- [Source passage]:

Upon further reflection this element of fantasy, of escape, when situated in the realm of self-discipline and self-development can be harmless and coveted - but the truth is that survival preparation, self-defense, and self-discipline in training require a much deeper realization, the realization of the deeper and often misunderstood levels of the violent encounter.

Given the self-development component of martial arts being such a crucial part of its often explicit purpose this makes sense - so much of the martial arts include an element of visualization, strategics, and ultimately the cultivation of a new identity. The set of problems related to these pursuits requires an often unique and creative transformation in group and individual thought including the lived renewal of the age-old hero's journey and the role of discipline and responsibility in daily life. These pursuits therefore take on fantastical roles in the lives of individuals and select groups of people for whom the demands of life come from a place of creative transformation or stultified submission to authorities that be.
36 reviews1 follower
January 24, 2021
1st book of the year and a good one to kick things off. A bit lighter than some of the more sciencey/technical reads I have planned but although mostly anecdotal, the experiences of a prison guard Sergeant self-defence expert are ones worth reading about. The overall message that real world violence is not like martial arts or the movies, some people might understand but the vast majority do not fully appreciate how influenced we all are by these sources and how ill-served we are to respond to real violence. I appreciated the attempt to demystify all the "bullshit" people believe and the distinction between martial arts and self-defence. One involves slow-motion techniques in a dojo the other is about screaming, running away, exit routes, evasion and not getting killed.

Lessons:

1. A lot of violence is related to the "monkey dance" and "group monkey dance" which have certain rules defined by evolution and are related to status, in-group out-group and sexual selection. This type of violence, if you know how, can often be avoided by avoiding the confrontation/acting like it doesn't exist.

2. Predatory violence is different and efforts to avoid/de-escalate by appealing to shared humanity are unlikely to be effective as predator has already "othered" you through dehumanisation.

3. Violence happens in certain places, often where young men and alcohol are present, avoid these and avoid most violence. Look at others through the eyes of a predator, don't emulate weaker vulnerable people, do emulate large, strong threatening people.

4. Many of our assumptions about when to stop fighting/surviving are wrong and actually feed into our own reactions rather than reacting to the real world. You can get shot many times and keep going. A broken nose doesn't always incapacitate someone. Someone on drugs or who is mentally ill may not respond to fear, pain or damage in the way we expect people to, leading to levels of strength, resilience or wickedness that defies the limits of human ability or malice.

5. He divides criminals into 1) People that make mistakes (very rare) 2) hustlers (most common) and 3) predators (minority) and explains why conventional incarceration/punishment doesn't work on hustlers and predators.

6. He describes how and why violence starts and proliferates from youth, how violence to children just promotes a further chain of victimisation.

7. How domestic violence and rape occur and the implications of victimhood. By continuing to feed a victim status, you perpetuate the victimisation your assaulter caused, it must eventually be let go although it seems like the only source of power over others, one shouldn't cling to it.

8. Permission is the final factor in self-defence. Many of the most effective or deadly techniques we have the ability to perform but the capacity is different and must come from an individual allowing himself from harm and things he deems wrong enough to be stopped.

- [Prompt]: In the passage on violence and self-defense, what three groups are criminals divided into? You won't need the listing for this.

- [Data provided]:
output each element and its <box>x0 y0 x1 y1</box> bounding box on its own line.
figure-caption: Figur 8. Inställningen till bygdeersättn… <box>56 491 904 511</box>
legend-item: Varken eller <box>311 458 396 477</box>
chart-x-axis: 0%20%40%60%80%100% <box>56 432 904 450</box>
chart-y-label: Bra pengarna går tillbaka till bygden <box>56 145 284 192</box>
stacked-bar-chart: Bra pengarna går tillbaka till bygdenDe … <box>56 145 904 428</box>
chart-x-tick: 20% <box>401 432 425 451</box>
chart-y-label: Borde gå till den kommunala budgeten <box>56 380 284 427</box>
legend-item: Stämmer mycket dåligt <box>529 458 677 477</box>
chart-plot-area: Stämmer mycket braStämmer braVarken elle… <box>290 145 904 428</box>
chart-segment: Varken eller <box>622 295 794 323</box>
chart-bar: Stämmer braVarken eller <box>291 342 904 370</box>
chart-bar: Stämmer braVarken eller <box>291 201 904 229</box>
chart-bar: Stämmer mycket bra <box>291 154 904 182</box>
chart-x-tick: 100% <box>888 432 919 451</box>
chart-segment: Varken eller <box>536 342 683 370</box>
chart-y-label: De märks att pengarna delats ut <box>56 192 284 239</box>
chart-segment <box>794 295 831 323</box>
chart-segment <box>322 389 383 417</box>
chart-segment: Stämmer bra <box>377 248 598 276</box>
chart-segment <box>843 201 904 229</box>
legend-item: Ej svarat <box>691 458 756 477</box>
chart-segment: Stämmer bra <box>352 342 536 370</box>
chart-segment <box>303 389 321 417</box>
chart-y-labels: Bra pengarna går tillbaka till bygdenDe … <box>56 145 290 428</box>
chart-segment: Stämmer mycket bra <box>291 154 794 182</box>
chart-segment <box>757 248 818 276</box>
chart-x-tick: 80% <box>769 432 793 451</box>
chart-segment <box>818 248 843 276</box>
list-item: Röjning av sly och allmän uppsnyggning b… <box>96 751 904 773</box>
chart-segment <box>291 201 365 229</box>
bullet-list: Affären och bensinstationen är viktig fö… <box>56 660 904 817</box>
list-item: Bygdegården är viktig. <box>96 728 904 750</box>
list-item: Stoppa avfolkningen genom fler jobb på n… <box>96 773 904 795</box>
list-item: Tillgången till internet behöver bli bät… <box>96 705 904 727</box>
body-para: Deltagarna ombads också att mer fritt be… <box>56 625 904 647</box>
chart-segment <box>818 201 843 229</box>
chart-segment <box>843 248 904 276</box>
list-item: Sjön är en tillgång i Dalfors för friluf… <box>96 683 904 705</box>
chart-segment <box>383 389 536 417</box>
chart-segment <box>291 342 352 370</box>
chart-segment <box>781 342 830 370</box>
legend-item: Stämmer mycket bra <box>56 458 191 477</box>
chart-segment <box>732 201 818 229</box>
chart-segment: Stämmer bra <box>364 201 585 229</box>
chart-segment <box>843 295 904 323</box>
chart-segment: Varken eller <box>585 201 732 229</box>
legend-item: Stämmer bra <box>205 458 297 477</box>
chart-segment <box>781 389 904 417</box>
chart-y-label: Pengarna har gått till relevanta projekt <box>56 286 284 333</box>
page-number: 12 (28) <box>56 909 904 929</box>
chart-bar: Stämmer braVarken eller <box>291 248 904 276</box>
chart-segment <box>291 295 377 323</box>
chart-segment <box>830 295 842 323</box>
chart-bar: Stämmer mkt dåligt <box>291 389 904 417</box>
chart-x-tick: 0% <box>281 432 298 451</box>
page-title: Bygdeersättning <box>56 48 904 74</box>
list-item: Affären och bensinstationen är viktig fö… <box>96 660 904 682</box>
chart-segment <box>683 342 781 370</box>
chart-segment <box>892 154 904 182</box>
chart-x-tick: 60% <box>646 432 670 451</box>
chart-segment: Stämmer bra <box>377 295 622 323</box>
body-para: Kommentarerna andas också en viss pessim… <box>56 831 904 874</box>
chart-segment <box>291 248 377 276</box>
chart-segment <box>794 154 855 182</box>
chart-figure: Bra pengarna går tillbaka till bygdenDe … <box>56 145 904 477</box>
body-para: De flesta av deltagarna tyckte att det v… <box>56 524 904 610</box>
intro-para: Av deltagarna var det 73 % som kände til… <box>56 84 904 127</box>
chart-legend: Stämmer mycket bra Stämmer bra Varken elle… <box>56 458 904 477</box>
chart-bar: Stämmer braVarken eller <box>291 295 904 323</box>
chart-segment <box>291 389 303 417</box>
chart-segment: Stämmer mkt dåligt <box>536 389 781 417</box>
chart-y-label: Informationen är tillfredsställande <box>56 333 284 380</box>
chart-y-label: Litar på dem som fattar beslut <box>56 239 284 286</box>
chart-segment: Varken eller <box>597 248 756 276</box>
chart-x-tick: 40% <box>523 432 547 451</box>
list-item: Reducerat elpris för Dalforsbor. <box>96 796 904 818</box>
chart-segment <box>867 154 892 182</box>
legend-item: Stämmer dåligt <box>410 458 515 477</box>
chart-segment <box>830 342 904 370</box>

- [Completed exercise]: People who make mistakes (very rare), hustlers (most common), and predators (a minority).